What the exercise asks:
Can the data below be echoed back word for word?

Available records:
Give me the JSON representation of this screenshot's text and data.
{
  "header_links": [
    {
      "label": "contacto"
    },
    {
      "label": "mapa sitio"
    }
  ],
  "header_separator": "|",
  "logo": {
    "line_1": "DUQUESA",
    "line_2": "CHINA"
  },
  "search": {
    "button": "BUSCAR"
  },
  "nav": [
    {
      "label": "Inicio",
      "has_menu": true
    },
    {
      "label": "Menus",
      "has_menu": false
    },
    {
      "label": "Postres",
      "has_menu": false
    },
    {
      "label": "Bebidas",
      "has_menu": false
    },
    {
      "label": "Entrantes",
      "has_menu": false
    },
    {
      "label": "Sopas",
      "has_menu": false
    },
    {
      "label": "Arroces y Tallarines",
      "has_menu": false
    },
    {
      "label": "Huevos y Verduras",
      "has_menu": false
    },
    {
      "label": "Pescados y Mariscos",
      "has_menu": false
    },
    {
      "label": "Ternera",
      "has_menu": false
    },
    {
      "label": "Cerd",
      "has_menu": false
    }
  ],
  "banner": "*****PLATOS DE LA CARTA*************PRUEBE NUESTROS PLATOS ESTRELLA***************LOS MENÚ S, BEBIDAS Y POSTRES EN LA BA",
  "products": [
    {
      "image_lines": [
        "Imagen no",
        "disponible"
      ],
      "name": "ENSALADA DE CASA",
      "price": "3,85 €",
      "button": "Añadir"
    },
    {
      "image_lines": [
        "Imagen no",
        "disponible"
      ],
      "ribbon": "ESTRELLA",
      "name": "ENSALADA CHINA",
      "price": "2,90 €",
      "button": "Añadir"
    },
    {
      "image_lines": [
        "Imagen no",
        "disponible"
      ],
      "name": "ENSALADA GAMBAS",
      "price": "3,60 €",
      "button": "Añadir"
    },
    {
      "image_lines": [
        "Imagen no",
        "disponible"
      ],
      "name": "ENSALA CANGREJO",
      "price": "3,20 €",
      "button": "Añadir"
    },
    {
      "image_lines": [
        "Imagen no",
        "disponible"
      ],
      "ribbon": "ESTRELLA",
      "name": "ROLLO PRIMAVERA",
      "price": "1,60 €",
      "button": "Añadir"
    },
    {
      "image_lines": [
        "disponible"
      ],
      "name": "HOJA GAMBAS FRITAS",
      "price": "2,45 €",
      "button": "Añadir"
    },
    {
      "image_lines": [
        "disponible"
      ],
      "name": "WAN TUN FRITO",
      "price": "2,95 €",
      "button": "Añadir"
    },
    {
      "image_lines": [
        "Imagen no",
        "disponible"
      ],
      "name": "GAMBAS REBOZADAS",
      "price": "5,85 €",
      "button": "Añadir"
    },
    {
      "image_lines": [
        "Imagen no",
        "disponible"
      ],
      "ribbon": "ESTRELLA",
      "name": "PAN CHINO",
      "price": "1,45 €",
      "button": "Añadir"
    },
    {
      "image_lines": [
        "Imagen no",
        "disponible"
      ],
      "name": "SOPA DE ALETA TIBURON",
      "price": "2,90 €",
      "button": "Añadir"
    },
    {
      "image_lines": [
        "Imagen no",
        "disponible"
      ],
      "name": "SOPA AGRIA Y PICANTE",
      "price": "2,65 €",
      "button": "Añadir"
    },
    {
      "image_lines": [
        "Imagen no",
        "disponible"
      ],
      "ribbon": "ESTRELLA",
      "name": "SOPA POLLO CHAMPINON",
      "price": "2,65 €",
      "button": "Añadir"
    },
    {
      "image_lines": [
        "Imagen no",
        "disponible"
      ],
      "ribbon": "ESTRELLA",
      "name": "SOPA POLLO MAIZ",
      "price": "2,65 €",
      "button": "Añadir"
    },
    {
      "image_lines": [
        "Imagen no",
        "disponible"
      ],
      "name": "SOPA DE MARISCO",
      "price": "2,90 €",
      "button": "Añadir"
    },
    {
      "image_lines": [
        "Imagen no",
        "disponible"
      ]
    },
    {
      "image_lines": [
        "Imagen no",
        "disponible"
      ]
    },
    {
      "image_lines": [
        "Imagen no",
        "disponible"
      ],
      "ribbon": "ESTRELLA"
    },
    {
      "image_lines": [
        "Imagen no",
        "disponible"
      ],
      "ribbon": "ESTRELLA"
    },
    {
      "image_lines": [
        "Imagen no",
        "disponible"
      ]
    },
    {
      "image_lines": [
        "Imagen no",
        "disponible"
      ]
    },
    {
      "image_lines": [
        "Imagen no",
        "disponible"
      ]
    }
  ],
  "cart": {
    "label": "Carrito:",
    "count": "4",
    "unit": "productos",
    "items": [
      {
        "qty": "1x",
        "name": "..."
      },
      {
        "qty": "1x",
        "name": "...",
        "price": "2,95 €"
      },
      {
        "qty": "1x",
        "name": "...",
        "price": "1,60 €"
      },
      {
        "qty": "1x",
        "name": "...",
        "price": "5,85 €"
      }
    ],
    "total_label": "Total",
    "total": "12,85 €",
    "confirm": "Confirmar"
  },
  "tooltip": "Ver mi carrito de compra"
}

Exercise output:
Give me the JSON representation of this screenshot's text and data.
{
  "header_links": [
    {
      "label": "contacto"
    },
    {
      "label": "mapa sitio"
    }
  ],
  "header_separator": "|",
  "logo": {
    "line_1": "DUQUESA",
    "line_2": "CHINA"
  },
  "search": {
    "button": "BUSCAR"
  },
  "nav": [
    {
      "label": "Inicio",
      "has_menu": true
    },
    {
      "label": "Menus",
      "has_menu": false
    },
    {
      "label": "Postres",
      "has_menu": false
    },
    {
      "label": "Bebidas",
      "has_menu": false
    },
    {
      "label": "Entrantes",
      "has_menu": false
    },
    {
      "label": "Sopas",
      "has_menu": false
    },
    {
      "label": "Arroces y Tallarines",
      "has_menu": false
    },
    {
      "label": "Huevos y Verduras",
      "has_menu": false
    },
    {
      "label": "Pescados y Mariscos",
      "has_menu": false
    },
    {
      "label": "Ternera",
      "has_menu": false
    },
    {
      "label": "Cerd",
      "has_menu": false
    }
  ],
  "banner": "*****PLATOS DE LA CARTA*************PRUEBE NUESTROS PLATOS ESTRELLA***************LOS MENÚ S, BEBIDAS Y POSTRES EN LA BA",
  "products": [
    {
      "image_lines": [
        "Imagen no",
        "disponible"
      ],
      "name": "ENSALADA DE CASA",
      "price": "3,85 €",
      "button": "Añadir"
    },
    {
      "image_lines": [
        "Imagen no",
        "disponible"
      ],
      "ribbon": "ESTRELLA",
      "name": "ENSALADA CHINA",
      "price": "2,90 €",
      "button": "Añadir"
    },
    {
      "image_lines": [
        "Imagen no",
        "disponible"
      ],
      "name": "ENSALADA GAMBAS",
      "price": "3,60 €",
      "button": "Añadir"
    },
    {
      "image_lines": [
        "Imagen no",
        "disponible"
      ],
      "name": "ENSALA CANGREJO",
      "price": "3,20 €",
      "button": "Añadir"
    },
    {
      "image_lines": [
        "Imagen no",
        "disponible"
      ],
      "ribbon": "ESTRELLA",
      "name": "ROLLO PRIMAVERA",
      "price": "1,60 €",
      "button": "Añadir"
    },
    {
      "image_lines": [
        "disponible"
      ],
      "name": "HOJA GAMBAS FRITAS",
      "price": "2,45 €",
      "button": "Añadir"
    },
    {
      "image_lines": [
        "disponible"
      ],
      "name": "WAN TUN FRITO",
      "price": "2,95 €",
      "button": "Añadir"
    },
    {
      "image_lines": [
        "Imagen no",
        "disponible"
      ],
      "name": "GAMBAS REBOZADAS",
      "price": "5,85 €",
      "button": "Añadir"
    },
    {
      "image_lines": [
        "Imagen no",
        "disponible"
      ],
      "ribbon": "ESTRELLA",
      "name": "PAN CHINO",
      "price": "1,45 €",
      "button": "Añadir"
    },
    {
      "image_lines": [
        "Imagen no",
        "disponible"
      ],
      "name": "SOPA DE ALETA TIBURON",
      "price": "2,90 €",
      "button": "Añadir"
    },
    {
      "image_lines": [
        "Imagen no",
        "disponible"
      ],
      "name": "SOPA AGRIA Y PICANTE",
      "price": "2,65 €",
      "button": "Añadir"
    },
    {
      "image_lines": [
        "Imagen no",
        "disponible"
      ],
      "ribbon": "ESTRELLA",
      "name": "SOPA POLLO CHAMPINON",
      "price": "2,65 €",
      "button": "Añadir"
    },
    {
      "image_lines": [
        "Imagen no",
        "disponible"
      ],
      "ribbon": "ESTRELLA",
      "name": "SOPA POLLO MAIZ",
      "price": "2,65 €",
      "button": "Añadir"
    },
    {
      "image_lines": [
        "Imagen no",
        "disponible"
      ],
      "name": "SOPA DE MARISCO",
      "price": "2,90 €",
      "button": "Añadir"
    },
    {
      "image_lines": [
        "Imagen no",
        "disponible"
      ]
    },
    {
      "image_lines": [
        "Imagen no",
        "disponible"
      ]
    },
    {
      "image_lines": [
        "Imagen no",
        "disponible"
      ],
      "ribbon": "ESTRELLA"
    },
    {
      "image_lines": [
        "Imagen no",
        "disponible"
      ],
      "ribbon": "ESTRELLA"
    },
    {
      "image_lines": [
        "Imagen no",
        "disponible"
      ]
    },
    {
      "image_lines": [
        "Imagen no",
        "disponible"
      ]
    },
    {
      "image_lines": [
        "Imagen no",
        "disponible"
      ]
    }
  ],
  "cart": {
    "label": "Carrito:",
    "count": "4",
    "unit": "productos",
    "items": [
      {
        "qty": "1x",
        "name": "..."
      },
      {
        "qty": "1x",
        "name": "...",
        "price": "2,95 €"
      },
      {
        "qty": "1x",
        "name": "...",
        "price": "1,60 €"
      },
      {
        "qty": "1x",
        "name": "...",
        "price": "5,85 €"
      }
    ],
    "total_label": "Total",
    "total": "12,85 €",
    "confirm": "Confirmar"
  },
  "tooltip": "Ver mi carrito de compra"
}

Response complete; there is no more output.